Dataset excerpts
....

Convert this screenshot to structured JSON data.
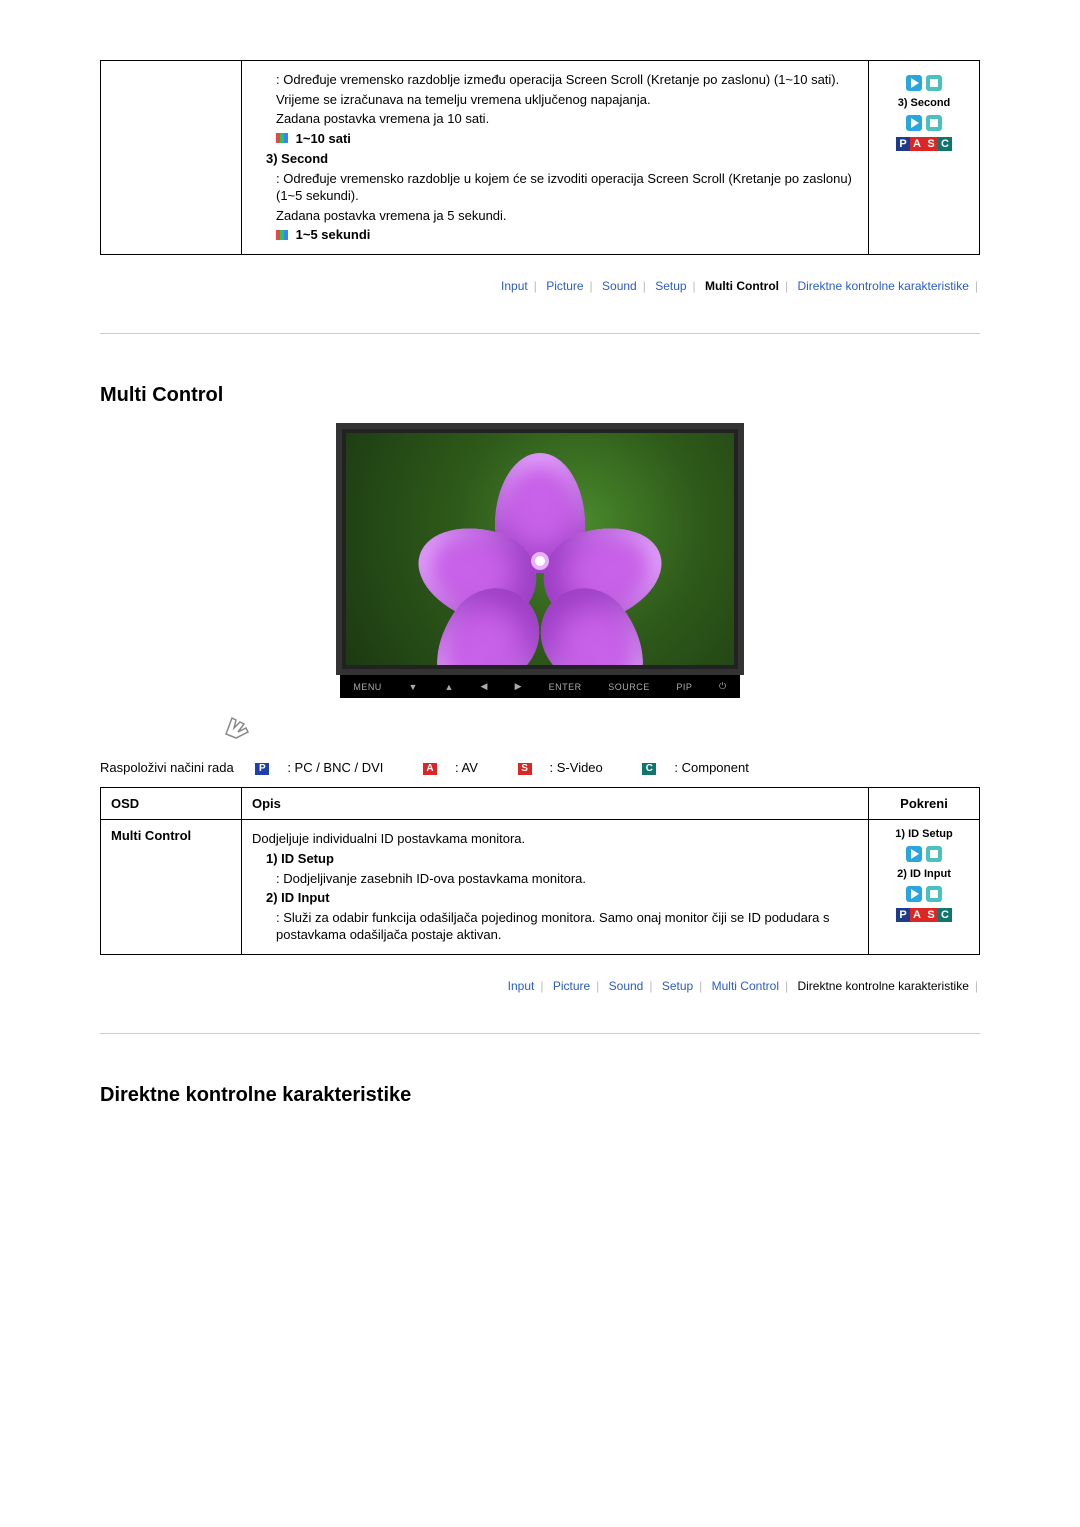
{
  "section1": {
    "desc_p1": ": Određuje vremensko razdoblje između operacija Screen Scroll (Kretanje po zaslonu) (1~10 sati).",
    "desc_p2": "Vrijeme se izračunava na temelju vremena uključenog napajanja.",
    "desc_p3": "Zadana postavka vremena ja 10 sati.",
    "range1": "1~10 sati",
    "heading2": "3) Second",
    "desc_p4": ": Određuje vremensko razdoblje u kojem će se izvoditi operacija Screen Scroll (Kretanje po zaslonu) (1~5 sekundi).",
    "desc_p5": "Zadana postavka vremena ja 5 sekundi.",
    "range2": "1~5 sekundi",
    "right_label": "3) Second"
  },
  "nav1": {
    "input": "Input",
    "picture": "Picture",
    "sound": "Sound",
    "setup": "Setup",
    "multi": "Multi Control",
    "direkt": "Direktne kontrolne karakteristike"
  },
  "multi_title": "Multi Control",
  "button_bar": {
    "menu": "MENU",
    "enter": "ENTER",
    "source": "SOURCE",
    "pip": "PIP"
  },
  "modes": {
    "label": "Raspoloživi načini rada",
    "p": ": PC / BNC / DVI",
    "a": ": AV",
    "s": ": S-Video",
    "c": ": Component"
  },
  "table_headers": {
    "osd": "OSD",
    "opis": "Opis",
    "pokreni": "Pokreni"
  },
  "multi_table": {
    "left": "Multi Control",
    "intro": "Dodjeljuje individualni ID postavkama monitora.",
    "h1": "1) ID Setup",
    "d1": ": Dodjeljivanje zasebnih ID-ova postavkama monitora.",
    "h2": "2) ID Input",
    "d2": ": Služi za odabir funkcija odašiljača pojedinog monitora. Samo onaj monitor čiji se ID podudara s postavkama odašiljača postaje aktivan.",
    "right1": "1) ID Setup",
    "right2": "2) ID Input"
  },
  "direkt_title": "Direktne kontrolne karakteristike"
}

....

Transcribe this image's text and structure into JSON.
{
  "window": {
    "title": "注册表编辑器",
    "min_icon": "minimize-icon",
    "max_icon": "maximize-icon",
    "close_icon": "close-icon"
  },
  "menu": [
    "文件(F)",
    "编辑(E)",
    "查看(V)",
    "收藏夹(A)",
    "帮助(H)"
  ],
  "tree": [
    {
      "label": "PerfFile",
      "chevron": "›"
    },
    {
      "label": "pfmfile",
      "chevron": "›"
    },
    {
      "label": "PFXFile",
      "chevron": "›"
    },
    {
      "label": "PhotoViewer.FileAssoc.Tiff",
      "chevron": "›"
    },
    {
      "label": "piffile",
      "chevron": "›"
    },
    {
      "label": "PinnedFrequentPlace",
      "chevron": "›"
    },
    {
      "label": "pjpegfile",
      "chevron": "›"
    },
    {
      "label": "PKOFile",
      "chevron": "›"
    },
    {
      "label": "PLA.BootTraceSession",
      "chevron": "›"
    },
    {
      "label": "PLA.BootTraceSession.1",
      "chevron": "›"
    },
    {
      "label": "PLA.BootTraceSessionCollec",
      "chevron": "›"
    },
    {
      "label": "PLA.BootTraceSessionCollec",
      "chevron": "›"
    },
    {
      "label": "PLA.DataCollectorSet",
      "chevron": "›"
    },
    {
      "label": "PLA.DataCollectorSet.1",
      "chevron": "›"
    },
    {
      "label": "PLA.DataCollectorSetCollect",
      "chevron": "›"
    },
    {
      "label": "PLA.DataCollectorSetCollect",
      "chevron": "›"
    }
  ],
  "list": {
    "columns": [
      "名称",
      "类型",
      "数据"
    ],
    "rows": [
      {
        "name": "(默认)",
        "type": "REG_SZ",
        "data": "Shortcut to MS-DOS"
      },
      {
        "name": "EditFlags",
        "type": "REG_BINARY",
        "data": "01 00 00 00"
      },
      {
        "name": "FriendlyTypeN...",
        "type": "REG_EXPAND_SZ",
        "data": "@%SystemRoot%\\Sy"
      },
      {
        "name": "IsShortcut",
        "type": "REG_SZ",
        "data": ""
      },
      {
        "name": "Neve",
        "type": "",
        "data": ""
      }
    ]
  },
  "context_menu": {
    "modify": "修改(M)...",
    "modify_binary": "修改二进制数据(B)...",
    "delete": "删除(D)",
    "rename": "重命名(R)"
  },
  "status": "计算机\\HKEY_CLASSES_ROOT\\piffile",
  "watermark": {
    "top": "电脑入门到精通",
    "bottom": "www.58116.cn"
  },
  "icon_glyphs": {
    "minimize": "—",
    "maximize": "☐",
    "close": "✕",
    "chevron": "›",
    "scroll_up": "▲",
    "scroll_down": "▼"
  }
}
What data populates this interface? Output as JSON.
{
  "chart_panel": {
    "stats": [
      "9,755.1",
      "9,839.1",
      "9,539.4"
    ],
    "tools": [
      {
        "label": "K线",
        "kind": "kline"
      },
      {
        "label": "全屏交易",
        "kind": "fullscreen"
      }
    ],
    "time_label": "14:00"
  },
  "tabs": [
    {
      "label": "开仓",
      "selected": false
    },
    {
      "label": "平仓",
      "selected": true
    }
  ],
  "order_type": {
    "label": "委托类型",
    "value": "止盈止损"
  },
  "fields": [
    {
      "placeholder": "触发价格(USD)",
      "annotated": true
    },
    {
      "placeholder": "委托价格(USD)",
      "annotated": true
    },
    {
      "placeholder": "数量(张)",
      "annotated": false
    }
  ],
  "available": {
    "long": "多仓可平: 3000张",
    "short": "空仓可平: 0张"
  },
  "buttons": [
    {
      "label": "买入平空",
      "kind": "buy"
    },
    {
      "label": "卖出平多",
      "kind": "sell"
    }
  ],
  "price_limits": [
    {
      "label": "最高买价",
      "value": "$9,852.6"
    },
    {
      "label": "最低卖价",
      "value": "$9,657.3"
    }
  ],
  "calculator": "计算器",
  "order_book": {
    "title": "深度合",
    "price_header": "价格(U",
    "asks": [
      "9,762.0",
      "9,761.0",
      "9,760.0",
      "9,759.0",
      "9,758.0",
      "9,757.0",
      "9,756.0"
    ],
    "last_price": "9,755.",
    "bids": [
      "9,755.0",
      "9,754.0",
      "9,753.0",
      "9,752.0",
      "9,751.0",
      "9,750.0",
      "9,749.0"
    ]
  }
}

....

◆ Job: Keep only the lines that hold the string "Određuje", and copy them out.

◆ Result below:
    "desc_p1": ": Određuje vremensko razdoblje između operacija Screen Scroll (Kretanje po zaslonu) (1~10 sati).",
    "desc_p4": ": Određuje vremensko razdoblje u kojem će se izvoditi operacija Screen Scroll (Kretanje po zaslonu) (1~5 sekundi).",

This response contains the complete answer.